Copy out the listing exactly.

* [Provided data]:
▶

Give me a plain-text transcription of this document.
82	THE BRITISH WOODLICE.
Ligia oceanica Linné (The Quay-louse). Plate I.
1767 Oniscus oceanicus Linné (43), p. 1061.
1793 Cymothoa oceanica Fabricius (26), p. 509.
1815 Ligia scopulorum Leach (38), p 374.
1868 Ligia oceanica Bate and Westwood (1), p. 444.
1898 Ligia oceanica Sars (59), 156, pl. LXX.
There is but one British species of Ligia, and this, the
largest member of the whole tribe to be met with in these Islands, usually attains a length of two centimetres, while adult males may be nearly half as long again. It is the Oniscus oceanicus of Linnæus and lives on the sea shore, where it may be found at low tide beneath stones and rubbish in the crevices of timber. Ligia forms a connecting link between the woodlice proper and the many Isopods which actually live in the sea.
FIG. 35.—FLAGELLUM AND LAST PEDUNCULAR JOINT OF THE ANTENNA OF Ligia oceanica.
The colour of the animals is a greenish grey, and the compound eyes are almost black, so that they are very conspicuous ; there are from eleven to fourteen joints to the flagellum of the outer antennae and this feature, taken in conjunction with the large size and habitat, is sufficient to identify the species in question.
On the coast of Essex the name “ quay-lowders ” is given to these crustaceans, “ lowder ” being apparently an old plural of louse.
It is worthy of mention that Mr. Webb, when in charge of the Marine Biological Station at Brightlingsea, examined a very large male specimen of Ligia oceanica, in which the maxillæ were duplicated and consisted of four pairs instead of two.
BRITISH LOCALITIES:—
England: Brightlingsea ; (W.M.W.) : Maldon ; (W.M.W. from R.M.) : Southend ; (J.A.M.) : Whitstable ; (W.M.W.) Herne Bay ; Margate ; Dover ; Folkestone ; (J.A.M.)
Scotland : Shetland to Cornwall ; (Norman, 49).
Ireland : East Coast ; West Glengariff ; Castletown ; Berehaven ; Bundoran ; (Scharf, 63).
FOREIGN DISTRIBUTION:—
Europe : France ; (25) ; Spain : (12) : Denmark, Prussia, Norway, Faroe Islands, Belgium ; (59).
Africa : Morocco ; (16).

◀

* [Written response]:
Give me a plain-text transcription of this document.
82	THE BRITISH WOODLICE.
Ligia oceanica Linné (The Quay-louse). Plate I.
1767 Oniscus oceanicus Linné (43), p. 1061.
1793 Cymothoa oceanica Fabricius (26), p. 509.
1815 Ligia scopulorum Leach (38), p 374.
1868 Ligia oceanica Bate and Westwood (1), p. 444.
1898 Ligia oceanica Sars (59), 156, pl. LXX.
There is but one British species of Ligia, and this, the
largest member of the whole tribe to be met with in these Islands, usually attains a length of two centimetres, while adult males may be nearly half as long again. It is the Oniscus oceanicus of Linnæus and lives on the sea shore, where it may be found at low tide beneath stones and rubbish in the crevices of timber. Ligia forms a connecting link between the woodlice proper and the many Isopods which actually live in the sea.
FIG. 35.—FLAGELLUM AND LAST PEDUNCULAR JOINT OF THE ANTENNA OF Ligia oceanica.
The colour of the animals is a greenish grey, and the compound eyes are almost black, so that they are very conspicuous ; there are from eleven to fourteen joints to the flagellum of the outer antennae and this feature, taken in conjunction with the large size and habitat, is sufficient to identify the species in question.
On the coast of Essex the name “ quay-lowders ” is given to these crustaceans, “ lowder ” being apparently an old plural of louse.
It is worthy of mention that Mr. Webb, when in charge of the Marine Biological Station at Brightlingsea, examined a very large male specimen of Ligia oceanica, in which the maxillæ were duplicated and consisted of four pairs instead of two.
BRITISH LOCALITIES:—
England: Brightlingsea ; (W.M.W.) : Maldon ; (W.M.W. from R.M.) : Southend ; (J.A.M.) : Whitstable ; (W.M.W.) Herne Bay ; Margate ; Dover ; Folkestone ; (J.A.M.)
Scotland : Shetland to Cornwall ; (Norman, 49).
Ireland : East Coast ; West Glengariff ; Castletown ; Berehaven ; Bundoran ; (Scharf, 63).
FOREIGN DISTRIBUTION:—
Europe : France ; (25) ; Spain : (12) : Denmark, Prussia, Norway, Faroe Islands, Belgium ; (59).
Africa : Morocco ; (16).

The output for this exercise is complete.